▶ What to produce: Using the material that follows, identify and copy each line with the string "this".

Saved entries
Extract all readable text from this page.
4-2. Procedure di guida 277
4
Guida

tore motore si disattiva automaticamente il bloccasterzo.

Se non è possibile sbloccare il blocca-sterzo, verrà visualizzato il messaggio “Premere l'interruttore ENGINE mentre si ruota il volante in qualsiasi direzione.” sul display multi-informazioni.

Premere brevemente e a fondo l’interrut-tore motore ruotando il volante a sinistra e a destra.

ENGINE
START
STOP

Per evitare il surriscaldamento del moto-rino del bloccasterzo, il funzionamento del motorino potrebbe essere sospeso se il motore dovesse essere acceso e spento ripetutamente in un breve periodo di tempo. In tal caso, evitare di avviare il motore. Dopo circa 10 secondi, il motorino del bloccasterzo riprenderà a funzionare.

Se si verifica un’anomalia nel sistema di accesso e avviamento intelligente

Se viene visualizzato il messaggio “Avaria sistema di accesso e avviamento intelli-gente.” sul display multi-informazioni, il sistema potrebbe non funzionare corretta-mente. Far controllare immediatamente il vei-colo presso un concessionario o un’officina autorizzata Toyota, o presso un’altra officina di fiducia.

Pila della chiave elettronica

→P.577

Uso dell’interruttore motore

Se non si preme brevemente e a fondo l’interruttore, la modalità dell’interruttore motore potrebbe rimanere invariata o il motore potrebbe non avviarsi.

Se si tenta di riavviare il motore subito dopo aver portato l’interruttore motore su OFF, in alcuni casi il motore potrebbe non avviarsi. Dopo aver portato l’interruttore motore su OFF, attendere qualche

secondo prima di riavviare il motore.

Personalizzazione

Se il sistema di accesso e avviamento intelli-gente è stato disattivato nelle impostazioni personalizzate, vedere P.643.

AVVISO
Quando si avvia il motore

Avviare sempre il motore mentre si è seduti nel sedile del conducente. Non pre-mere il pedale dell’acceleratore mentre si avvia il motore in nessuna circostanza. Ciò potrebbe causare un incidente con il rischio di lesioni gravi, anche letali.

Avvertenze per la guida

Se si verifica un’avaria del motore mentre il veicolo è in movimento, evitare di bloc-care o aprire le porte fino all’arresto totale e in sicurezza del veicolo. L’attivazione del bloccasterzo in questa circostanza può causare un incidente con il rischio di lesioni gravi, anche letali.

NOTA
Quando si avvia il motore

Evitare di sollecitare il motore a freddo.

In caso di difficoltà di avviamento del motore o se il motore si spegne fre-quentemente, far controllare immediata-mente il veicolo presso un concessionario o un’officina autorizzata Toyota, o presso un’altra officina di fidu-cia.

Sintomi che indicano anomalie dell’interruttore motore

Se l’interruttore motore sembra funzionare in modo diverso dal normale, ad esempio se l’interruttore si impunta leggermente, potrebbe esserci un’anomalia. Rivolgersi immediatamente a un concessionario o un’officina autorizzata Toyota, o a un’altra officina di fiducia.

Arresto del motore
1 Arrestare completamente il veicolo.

...

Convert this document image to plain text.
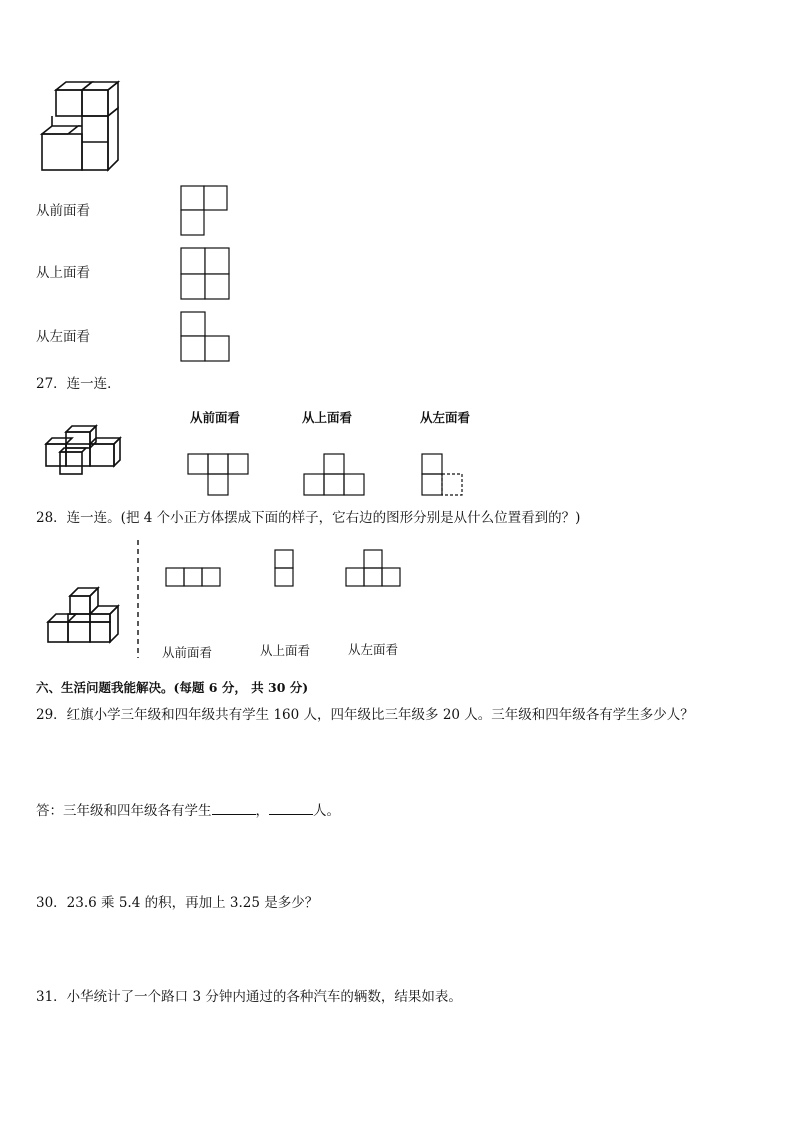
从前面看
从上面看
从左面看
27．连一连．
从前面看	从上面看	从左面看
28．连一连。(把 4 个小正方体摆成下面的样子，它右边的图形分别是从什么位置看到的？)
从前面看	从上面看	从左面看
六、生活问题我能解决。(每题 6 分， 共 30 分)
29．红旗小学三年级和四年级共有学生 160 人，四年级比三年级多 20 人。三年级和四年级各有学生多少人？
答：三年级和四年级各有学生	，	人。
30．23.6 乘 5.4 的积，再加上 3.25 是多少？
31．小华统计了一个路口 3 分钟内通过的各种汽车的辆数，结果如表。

▶ The solution:
Extract all readable text from this page.
Convert this document image to plain text.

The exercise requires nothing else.